[BEGIN Material provided]
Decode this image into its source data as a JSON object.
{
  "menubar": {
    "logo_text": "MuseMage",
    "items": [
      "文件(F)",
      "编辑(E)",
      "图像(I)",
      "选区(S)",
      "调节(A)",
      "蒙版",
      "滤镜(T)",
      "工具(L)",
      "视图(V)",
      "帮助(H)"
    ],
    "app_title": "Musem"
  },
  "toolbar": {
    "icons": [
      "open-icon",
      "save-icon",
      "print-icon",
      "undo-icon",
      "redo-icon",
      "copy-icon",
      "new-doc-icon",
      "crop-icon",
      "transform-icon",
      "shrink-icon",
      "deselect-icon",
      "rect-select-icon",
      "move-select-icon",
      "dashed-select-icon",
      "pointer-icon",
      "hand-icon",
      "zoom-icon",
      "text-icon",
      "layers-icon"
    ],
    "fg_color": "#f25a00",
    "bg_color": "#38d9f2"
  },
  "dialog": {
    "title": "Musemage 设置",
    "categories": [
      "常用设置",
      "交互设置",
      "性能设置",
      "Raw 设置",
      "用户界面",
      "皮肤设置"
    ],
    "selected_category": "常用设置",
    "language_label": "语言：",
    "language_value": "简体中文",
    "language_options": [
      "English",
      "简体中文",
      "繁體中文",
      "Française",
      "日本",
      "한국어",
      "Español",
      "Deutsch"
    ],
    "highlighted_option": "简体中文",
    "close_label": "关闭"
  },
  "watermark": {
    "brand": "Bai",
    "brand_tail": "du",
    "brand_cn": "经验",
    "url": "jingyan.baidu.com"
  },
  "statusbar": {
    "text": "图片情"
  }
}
[END Material provided]
Take the entries above and copy them out exactly.

Decode this image into its source data as a JSON object.
{
  "menubar": {
    "logo_text": "MuseMage",
    "items": [
      "文件(F)",
      "编辑(E)",
      "图像(I)",
      "选区(S)",
      "调节(A)",
      "蒙版",
      "滤镜(T)",
      "工具(L)",
      "视图(V)",
      "帮助(H)"
    ],
    "app_title": "Musem"
  },
  "toolbar": {
    "icons": [
      "open-icon",
      "save-icon",
      "print-icon",
      "undo-icon",
      "redo-icon",
      "copy-icon",
      "new-doc-icon",
      "crop-icon",
      "transform-icon",
      "shrink-icon",
      "deselect-icon",
      "rect-select-icon",
      "move-select-icon",
      "dashed-select-icon",
      "pointer-icon",
      "hand-icon",
      "zoom-icon",
      "text-icon",
      "layers-icon"
    ],
    "fg_color": "#f25a00",
    "bg_color": "#38d9f2"
  },
  "dialog": {
    "title": "Musemage 设置",
    "categories": [
      "常用设置",
      "交互设置",
      "性能设置",
      "Raw 设置",
      "用户界面",
      "皮肤设置"
    ],
    "selected_category": "常用设置",
    "language_label": "语言：",
    "language_value": "简体中文",
    "language_options": [
      "English",
      "简体中文",
      "繁體中文",
      "Française",
      "日本",
      "한국어",
      "Español",
      "Deutsch"
    ],
    "highlighted_option": "简体中文",
    "close_label": "关闭"
  },
  "watermark": {
    "brand": "Bai",
    "brand_tail": "du",
    "brand_cn": "经验",
    "url": "jingyan.baidu.com"
  },
  "statusbar": {
    "text": "图片情"
  }
}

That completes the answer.